- **EXERCISE DETAILS**
Write out the records again, exactly, leaving none out.

- **SUPPLIED RECORDS**
_ _ _ _ _ _ _
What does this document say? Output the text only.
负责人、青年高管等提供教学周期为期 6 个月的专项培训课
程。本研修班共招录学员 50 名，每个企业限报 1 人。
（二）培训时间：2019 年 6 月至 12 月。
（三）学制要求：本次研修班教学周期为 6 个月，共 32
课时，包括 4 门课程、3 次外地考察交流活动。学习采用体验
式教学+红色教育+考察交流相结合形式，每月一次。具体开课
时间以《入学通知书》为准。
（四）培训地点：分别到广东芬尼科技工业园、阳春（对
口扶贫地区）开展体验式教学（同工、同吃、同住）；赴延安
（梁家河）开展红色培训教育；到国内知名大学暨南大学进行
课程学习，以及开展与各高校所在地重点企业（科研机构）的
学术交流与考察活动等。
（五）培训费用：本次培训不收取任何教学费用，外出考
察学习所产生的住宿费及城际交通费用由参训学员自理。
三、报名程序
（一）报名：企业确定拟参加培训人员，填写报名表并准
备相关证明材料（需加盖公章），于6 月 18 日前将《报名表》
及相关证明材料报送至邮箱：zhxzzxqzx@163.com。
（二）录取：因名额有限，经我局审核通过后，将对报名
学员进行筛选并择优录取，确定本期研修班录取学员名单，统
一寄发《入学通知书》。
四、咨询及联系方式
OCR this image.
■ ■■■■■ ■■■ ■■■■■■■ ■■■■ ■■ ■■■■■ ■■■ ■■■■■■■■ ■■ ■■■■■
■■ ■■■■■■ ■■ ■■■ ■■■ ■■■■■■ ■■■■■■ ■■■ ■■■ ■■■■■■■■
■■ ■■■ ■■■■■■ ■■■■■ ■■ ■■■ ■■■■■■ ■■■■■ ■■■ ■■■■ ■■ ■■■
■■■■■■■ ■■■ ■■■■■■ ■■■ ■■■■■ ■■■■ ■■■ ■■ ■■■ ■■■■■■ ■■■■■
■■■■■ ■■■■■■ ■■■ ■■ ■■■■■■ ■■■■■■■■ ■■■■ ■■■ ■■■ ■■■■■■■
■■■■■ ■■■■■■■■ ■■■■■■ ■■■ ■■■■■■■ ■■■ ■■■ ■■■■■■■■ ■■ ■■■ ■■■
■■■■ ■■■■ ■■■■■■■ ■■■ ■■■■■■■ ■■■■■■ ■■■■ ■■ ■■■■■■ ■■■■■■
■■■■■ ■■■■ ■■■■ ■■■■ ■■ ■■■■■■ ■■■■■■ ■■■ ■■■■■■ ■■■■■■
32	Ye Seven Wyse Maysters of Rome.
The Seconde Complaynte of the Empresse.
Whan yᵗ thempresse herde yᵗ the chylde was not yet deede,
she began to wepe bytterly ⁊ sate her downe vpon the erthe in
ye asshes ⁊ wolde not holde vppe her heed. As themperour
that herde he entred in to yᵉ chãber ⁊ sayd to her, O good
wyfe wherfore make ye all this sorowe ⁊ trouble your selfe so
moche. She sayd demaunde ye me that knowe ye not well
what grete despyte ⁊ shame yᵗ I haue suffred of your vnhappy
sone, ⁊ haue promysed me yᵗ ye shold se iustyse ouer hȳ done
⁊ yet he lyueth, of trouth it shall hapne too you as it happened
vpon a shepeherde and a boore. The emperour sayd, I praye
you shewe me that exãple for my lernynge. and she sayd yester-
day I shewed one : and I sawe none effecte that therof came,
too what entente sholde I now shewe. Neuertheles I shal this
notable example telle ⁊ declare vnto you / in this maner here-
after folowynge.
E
_ _ _ _ _ _ _
- **RESULT BELOW**
What does this document say? Output the text only.
负责人、青年高管等提供教学周期为期 6 个月的专项培训课
程。本研修班共招录学员 50 名，每个企业限报 1 人。
（二）培训时间：2019 年 6 月至 12 月。
（三）学制要求：本次研修班教学周期为 6 个月，共 32
课时，包括 4 门课程、3 次外地考察交流活动。学习采用体验
式教学+红色教育+考察交流相结合形式，每月一次。具体开课
时间以《入学通知书》为准。
（四）培训地点：分别到广东芬尼科技工业园、阳春（对
口扶贫地区）开展体验式教学（同工、同吃、同住）；赴延安
（梁家河）开展红色培训教育；到国内知名大学暨南大学进行
课程学习，以及开展与各高校所在地重点企业（科研机构）的
学术交流与考察活动等。
（五）培训费用：本次培训不收取任何教学费用，外出考
察学习所产生的住宿费及城际交通费用由参训学员自理。
三、报名程序
（一）报名：企业确定拟参加培训人员，填写报名表并准
备相关证明材料（需加盖公章），于6 月 18 日前将《报名表》
及相关证明材料报送至邮箱：zhxzzxqzx@163.com。
（二）录取：因名额有限，经我局审核通过后，将对报名
学员进行筛选并择优录取，确定本期研修班录取学员名单，统
一寄发《入学通知书》。
四、咨询及联系方式
OCR this image.
■ ■■■■■ ■■■ ■■■■■■■ ■■■■ ■■ ■■■■■ ■■■ ■■■■■■■■ ■■ ■■■■■
■■ ■■■■■■ ■■ ■■■ ■■■ ■■■■■■ ■■■■■■ ■■■ ■■■ ■■■■■■■■
■■ ■■■ ■■■■■■ ■■■■■ ■■ ■■■ ■■■■■■ ■■■■■ ■■■ ■■■■ ■■ ■■■
■■■■■■■ ■■■ ■■■■■■ ■■■ ■■■■■ ■■■■ ■■■ ■■ ■■■ ■■■■■■ ■■■■■
■■■■■ ■■■■■■ ■■■ ■■ ■■■■■■ ■■■■■■■■ ■■■■ ■■■ ■■■ ■■■■■■■
■■■■■ ■■■■■■■■ ■■■■■■ ■■■ ■■■■■■■ ■■■ ■■■ ■■■■■■■■ ■■ ■■■ ■■■
■■■■ ■■■■ ■■■■■■■ ■■■ ■■■■■■■ ■■■■■■ ■■■■ ■■ ■■■■■■ ■■■■■■
■■■■■ ■■■■ ■■■■ ■■■■ ■■ ■■■■■■ ■■■■■■ ■■■ ■■■■■■ ■■■■■■
32	Ye Seven Wyse Maysters of Rome.
The Seconde Complaynte of the Empresse.
Whan yᵗ thempresse herde yᵗ the chylde was not yet deede,
she began to wepe bytterly ⁊ sate her downe vpon the erthe in
ye asshes ⁊ wolde not holde vppe her heed. As themperour
that herde he entred in to yᵉ chãber ⁊ sayd to her, O good
wyfe wherfore make ye all this sorowe ⁊ trouble your selfe so
moche. She sayd demaunde ye me that knowe ye not well
what grete despyte ⁊ shame yᵗ I haue suffred of your vnhappy
sone, ⁊ haue promysed me yᵗ ye shold se iustyse ouer hȳ done
⁊ yet he lyueth, of trouth it shall hapne too you as it happened
vpon a shepeherde and a boore. The emperour sayd, I praye
you shewe me that exãple for my lernynge. and she sayd yester-
day I shewed one : and I sawe none effecte that therof came,
too what entente sholde I now shewe. Neuertheles I shal this
notable example telle ⁊ declare vnto you / in this maner here-
after folowynge.
E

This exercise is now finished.